* _Data for processing_:

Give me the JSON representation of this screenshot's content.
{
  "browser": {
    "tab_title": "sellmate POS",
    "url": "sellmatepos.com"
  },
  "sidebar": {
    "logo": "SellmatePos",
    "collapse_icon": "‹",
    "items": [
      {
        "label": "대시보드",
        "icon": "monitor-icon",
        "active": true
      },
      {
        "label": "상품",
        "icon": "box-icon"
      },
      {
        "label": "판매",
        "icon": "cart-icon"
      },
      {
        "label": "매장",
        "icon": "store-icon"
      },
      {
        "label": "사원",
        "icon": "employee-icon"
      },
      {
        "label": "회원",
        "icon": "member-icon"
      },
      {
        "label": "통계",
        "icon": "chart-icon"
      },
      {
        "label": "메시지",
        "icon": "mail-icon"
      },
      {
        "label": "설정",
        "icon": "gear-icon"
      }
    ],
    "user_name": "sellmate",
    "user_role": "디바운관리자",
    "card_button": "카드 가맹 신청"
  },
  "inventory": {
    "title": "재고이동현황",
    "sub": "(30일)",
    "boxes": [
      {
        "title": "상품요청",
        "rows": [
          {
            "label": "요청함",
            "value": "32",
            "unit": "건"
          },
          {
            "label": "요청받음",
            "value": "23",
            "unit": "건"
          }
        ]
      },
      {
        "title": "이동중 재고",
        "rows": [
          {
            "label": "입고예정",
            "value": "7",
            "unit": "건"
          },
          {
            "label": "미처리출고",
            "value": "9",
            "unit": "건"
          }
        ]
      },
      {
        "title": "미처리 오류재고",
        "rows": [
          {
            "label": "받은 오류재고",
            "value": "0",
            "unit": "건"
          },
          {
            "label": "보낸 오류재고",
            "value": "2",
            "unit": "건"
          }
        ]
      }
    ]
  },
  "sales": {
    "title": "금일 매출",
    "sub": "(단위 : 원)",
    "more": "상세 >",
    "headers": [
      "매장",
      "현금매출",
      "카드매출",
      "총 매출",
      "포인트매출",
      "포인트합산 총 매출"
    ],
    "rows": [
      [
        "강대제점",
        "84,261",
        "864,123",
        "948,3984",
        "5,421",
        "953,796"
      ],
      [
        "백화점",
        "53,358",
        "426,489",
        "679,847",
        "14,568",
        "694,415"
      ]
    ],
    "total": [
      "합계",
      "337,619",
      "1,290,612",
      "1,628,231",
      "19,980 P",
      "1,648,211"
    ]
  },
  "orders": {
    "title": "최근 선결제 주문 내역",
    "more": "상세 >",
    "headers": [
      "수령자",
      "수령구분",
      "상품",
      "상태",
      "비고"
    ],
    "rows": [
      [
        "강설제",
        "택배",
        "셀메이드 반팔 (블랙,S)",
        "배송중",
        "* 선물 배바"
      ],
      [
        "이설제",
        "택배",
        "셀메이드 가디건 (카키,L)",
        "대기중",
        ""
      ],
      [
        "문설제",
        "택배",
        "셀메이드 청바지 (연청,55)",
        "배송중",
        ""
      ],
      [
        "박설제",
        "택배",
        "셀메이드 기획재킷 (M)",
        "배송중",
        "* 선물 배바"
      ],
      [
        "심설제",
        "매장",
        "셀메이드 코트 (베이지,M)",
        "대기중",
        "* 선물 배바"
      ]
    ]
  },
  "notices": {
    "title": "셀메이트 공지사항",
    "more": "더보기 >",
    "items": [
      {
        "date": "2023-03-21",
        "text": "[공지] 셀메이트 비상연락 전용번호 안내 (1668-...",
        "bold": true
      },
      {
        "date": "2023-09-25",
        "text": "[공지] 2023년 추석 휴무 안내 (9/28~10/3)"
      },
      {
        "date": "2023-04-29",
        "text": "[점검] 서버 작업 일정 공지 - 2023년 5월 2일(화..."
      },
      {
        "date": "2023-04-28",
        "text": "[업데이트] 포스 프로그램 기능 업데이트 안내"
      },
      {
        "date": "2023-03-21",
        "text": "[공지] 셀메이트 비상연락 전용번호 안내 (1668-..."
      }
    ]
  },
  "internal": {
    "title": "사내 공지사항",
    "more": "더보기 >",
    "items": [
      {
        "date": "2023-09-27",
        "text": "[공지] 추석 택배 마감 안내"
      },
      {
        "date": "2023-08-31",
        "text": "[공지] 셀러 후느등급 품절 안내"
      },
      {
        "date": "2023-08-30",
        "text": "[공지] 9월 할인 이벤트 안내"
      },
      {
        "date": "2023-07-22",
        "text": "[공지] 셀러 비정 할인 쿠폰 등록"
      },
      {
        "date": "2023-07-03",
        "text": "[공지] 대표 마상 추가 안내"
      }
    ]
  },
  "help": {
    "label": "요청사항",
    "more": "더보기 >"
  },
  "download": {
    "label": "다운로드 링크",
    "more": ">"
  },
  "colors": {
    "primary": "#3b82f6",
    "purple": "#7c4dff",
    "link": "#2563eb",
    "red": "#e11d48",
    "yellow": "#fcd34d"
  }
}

--

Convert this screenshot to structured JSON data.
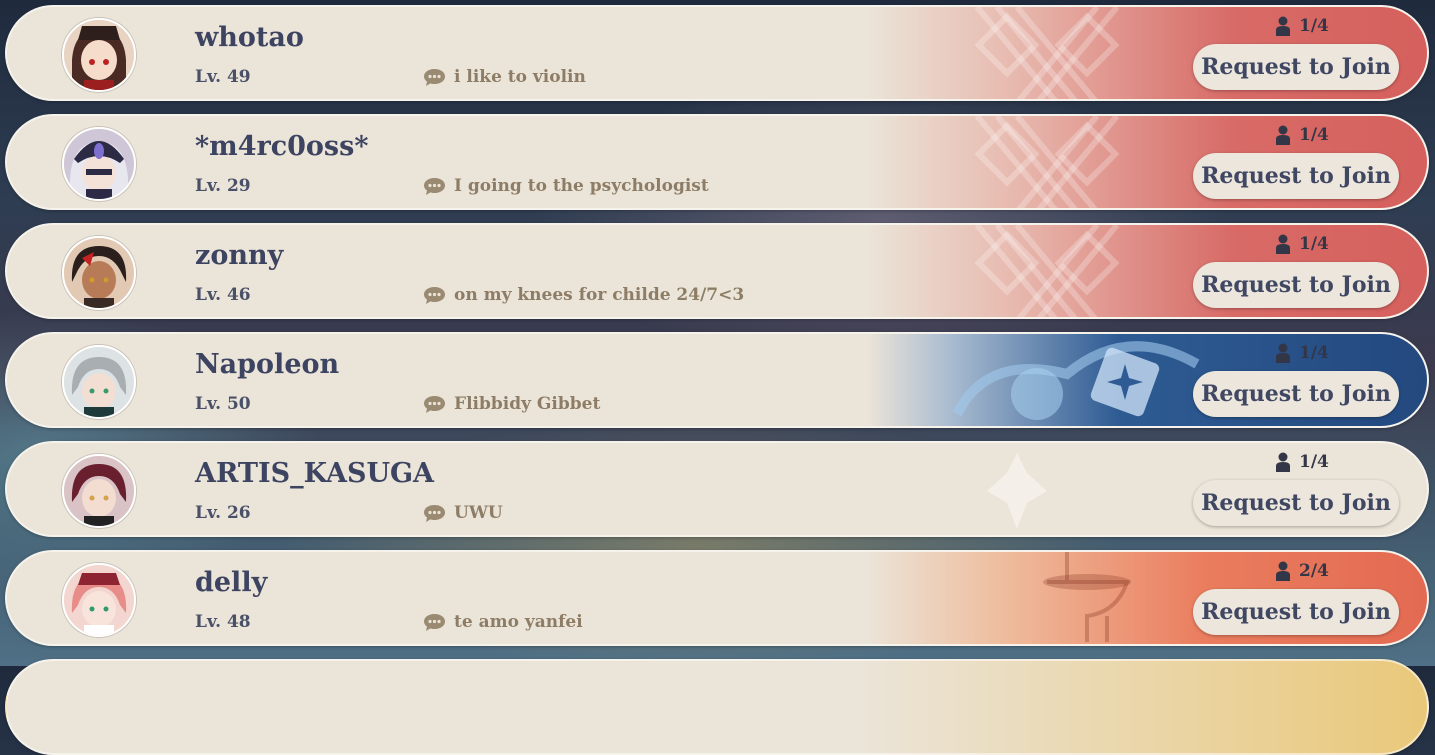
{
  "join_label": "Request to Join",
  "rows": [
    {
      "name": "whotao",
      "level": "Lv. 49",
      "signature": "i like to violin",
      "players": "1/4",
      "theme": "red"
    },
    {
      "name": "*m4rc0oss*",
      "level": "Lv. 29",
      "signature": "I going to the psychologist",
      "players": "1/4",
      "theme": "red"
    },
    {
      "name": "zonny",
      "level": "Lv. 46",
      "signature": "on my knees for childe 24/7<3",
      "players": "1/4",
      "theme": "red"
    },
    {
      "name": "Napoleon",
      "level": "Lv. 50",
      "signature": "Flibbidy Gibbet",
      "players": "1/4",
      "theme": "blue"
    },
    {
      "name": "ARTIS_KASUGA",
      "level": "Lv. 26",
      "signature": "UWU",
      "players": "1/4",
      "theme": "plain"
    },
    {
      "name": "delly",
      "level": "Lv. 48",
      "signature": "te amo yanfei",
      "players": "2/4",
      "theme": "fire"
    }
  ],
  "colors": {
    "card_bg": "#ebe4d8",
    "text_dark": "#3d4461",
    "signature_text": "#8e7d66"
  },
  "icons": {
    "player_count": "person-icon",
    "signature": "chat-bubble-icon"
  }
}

* _Aim of the exercise_:
Each line of the material above either contains the word "전용번호" or does not; state how many do, and nothing else.

* _The response_:
2